-- Short exercise --
Work through the data and report how many lines include the string "frac", giving the number alone.

— Start Records for the task —

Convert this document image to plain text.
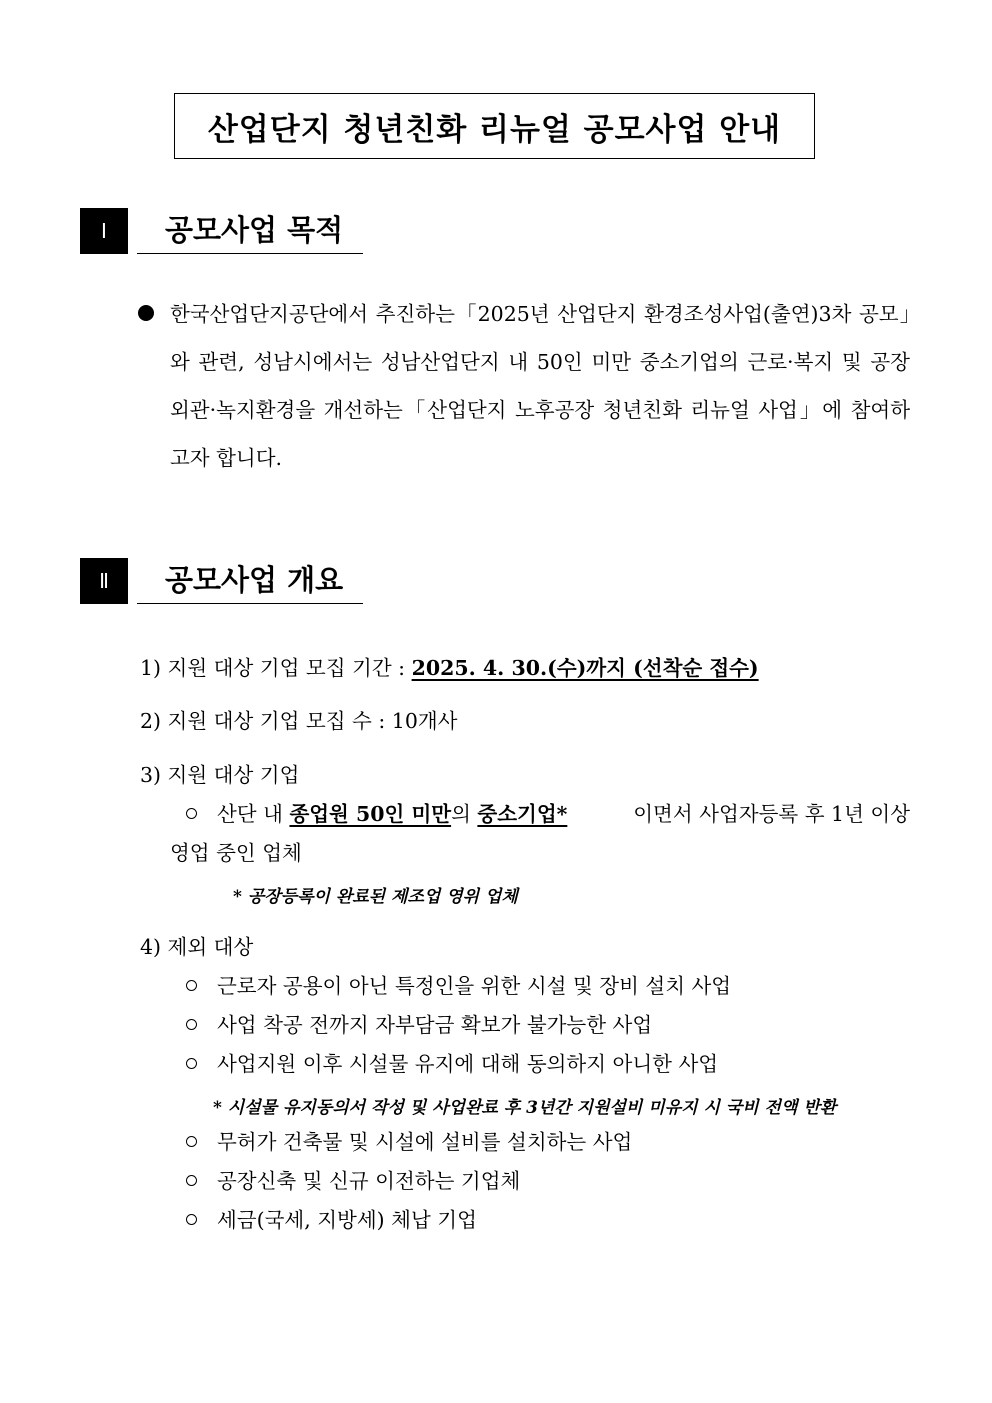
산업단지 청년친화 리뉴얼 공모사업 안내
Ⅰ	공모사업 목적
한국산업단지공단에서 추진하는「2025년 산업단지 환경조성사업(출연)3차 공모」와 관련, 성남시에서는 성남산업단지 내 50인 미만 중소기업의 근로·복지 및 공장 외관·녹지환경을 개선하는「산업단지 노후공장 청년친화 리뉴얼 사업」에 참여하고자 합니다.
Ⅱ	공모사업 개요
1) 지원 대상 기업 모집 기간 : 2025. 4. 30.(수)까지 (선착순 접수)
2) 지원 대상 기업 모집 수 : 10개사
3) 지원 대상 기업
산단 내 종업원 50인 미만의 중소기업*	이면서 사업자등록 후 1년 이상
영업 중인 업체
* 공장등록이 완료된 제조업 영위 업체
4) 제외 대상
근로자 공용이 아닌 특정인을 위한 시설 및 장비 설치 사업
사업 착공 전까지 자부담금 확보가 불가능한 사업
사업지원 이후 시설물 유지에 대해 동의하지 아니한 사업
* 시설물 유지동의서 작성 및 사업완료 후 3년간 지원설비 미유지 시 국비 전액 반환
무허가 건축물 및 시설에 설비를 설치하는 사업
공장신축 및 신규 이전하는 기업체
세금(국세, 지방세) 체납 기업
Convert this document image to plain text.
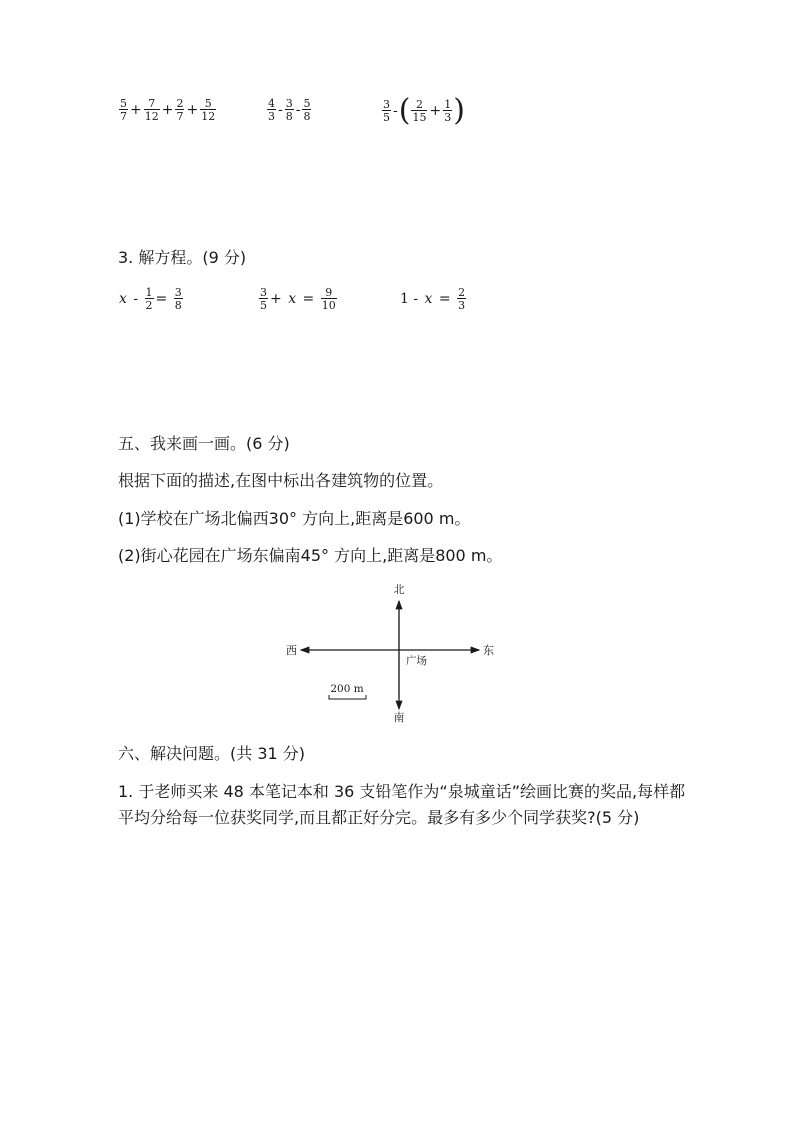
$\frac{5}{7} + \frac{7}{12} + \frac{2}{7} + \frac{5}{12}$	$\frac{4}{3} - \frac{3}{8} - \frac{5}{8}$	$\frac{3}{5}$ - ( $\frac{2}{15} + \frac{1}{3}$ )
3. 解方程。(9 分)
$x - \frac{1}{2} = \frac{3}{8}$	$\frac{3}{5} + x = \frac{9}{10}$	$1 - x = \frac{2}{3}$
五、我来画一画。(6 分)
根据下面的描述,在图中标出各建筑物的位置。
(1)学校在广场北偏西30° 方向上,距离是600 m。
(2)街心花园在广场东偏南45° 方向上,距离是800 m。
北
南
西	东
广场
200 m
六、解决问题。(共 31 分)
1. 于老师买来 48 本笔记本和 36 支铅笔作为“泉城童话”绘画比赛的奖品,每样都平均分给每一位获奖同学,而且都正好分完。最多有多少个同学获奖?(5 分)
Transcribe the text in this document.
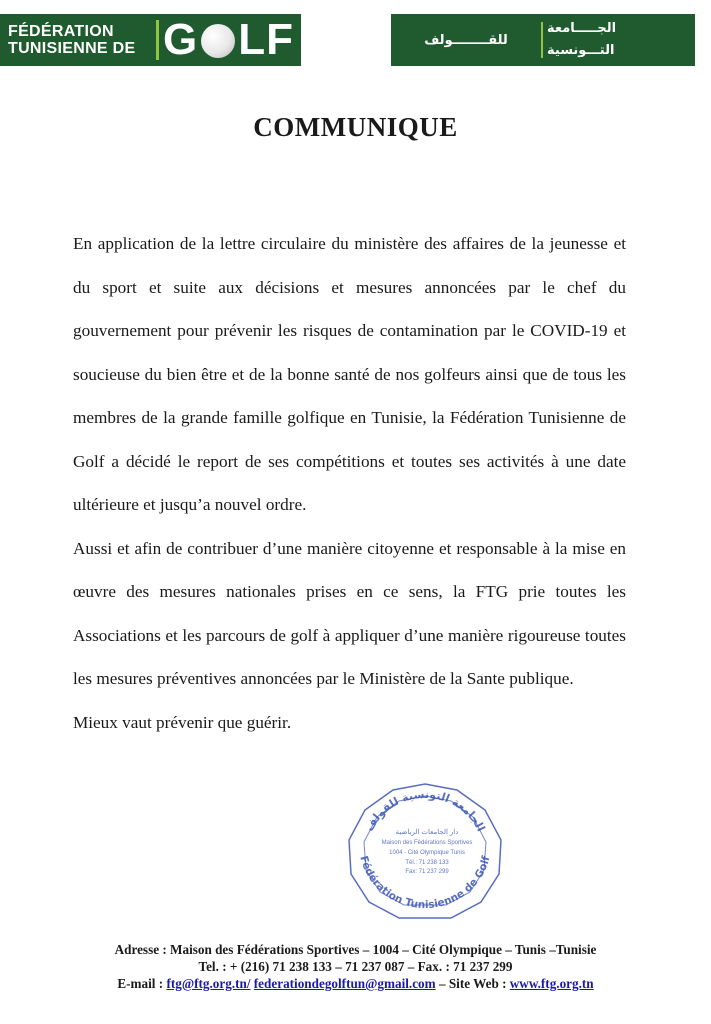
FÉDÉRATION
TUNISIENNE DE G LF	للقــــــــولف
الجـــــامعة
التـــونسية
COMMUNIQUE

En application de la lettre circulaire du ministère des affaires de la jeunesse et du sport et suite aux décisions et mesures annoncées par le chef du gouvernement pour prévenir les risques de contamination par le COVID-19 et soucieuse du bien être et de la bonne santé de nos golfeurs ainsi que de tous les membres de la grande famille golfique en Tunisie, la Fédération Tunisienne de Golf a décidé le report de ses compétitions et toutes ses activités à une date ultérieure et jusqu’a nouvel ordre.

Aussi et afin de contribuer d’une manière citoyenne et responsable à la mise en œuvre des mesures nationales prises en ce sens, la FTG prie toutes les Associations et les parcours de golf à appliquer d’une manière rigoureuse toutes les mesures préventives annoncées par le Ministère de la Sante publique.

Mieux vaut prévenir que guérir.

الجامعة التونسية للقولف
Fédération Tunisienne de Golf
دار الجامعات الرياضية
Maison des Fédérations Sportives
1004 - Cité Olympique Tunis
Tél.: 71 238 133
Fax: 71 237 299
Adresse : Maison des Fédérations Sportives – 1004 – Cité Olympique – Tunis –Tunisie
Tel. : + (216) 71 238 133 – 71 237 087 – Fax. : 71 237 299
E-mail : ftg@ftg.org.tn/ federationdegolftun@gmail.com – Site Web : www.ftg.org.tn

— End Records for the task —

-- Response for this exercise --
2